» What is asked
Output every line of the data exactly as it appears.

+===+

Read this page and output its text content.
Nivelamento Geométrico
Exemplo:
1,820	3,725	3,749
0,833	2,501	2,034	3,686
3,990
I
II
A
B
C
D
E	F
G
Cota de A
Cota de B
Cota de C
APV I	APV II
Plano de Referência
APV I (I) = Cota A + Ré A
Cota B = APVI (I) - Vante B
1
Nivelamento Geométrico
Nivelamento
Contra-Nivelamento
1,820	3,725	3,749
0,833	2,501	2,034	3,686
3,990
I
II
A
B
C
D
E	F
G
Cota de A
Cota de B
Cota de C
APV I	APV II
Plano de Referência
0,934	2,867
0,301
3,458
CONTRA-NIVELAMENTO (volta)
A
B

+===+

» Output below
Read this page and output its text content.
Nivelamento Geométrico
Exemplo:
1,820	3,725	3,749
0,833	2,501	2,034	3,686
3,990
I
II
A
B
C
D
E	F
G
Cota de A
Cota de B
Cota de C
APV I	APV II
Plano de Referência
APV I (I) = Cota A + Ré A
Cota B = APVI (I) - Vante B
1
Nivelamento Geométrico
Nivelamento
Contra-Nivelamento
1,820	3,725	3,749
0,833	2,501	2,034	3,686
3,990
I
II
A
B
C
D
E	F
G
Cota de A
Cota de B
Cota de C
APV I	APV II
Plano de Referência
0,934	2,867
0,301
3,458
CONTRA-NIVELAMENTO (volta)
A
B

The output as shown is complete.